Task →
Go through the lines below and copy each one that holds the string "table".

—————

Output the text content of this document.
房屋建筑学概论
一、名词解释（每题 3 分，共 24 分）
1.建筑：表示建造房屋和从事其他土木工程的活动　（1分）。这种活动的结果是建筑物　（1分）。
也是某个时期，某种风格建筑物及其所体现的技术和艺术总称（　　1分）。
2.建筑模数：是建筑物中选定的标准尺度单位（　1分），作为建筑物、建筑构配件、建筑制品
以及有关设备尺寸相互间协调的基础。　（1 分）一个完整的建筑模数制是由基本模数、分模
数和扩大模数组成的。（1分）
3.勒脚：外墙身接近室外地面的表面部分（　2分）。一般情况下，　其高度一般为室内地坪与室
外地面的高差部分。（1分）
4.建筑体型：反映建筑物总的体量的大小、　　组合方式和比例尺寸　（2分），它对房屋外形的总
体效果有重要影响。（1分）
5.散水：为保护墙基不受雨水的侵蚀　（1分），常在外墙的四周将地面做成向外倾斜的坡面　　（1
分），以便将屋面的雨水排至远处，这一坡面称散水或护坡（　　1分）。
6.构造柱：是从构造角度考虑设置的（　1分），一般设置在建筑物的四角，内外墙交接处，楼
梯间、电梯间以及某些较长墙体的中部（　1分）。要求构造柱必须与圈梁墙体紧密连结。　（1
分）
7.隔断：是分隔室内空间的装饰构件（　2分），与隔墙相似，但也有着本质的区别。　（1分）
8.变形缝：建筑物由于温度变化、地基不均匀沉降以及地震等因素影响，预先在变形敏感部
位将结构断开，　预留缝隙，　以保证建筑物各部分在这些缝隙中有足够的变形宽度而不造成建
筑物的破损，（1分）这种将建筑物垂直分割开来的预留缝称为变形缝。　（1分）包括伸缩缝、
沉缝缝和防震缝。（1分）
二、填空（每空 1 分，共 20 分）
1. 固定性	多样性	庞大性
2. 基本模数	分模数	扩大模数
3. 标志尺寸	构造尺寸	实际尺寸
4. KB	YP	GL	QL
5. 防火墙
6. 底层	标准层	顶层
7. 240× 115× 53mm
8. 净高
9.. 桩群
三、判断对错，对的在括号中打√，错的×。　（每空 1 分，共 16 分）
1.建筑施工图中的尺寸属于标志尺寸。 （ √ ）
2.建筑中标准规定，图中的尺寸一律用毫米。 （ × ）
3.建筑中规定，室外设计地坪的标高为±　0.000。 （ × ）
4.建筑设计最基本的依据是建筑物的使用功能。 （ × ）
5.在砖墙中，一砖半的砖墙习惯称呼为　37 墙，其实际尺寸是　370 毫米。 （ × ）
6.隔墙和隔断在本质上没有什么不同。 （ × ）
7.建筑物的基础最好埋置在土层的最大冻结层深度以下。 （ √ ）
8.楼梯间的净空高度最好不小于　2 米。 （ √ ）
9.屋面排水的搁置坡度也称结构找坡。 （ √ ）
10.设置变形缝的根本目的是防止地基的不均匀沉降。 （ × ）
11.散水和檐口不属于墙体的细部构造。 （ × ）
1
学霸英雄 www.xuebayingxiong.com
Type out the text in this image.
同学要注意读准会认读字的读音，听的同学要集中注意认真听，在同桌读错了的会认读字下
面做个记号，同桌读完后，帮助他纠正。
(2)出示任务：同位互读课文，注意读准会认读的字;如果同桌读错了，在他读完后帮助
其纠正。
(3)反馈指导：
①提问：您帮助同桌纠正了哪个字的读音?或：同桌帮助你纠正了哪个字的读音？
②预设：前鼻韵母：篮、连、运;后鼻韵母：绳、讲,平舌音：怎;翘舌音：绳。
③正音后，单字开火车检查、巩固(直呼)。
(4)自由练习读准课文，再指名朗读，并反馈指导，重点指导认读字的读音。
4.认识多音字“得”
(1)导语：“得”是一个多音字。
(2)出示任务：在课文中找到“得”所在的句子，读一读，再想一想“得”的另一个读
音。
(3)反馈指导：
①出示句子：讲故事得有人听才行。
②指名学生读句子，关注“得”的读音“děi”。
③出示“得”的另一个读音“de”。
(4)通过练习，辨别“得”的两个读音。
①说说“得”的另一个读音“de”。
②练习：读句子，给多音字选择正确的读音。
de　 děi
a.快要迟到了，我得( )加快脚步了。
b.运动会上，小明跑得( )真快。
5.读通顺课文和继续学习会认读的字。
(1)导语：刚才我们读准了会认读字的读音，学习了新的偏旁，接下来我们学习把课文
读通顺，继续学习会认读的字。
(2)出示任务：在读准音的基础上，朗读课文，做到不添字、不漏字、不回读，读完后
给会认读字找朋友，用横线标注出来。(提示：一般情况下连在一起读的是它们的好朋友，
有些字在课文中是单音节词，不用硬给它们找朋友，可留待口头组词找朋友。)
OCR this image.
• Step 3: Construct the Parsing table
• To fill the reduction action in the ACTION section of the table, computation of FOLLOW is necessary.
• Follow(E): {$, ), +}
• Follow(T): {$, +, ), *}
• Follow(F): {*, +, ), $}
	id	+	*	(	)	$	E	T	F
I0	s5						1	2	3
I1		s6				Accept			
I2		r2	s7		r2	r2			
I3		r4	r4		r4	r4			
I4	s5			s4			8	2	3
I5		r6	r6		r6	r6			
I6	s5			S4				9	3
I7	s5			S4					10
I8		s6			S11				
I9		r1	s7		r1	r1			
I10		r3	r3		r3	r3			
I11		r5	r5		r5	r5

—————

Result for this task →
• Step 3: Construct the Parsing table
• To fill the reduction action in the ACTION section of the table, computation of FOLLOW is necessary.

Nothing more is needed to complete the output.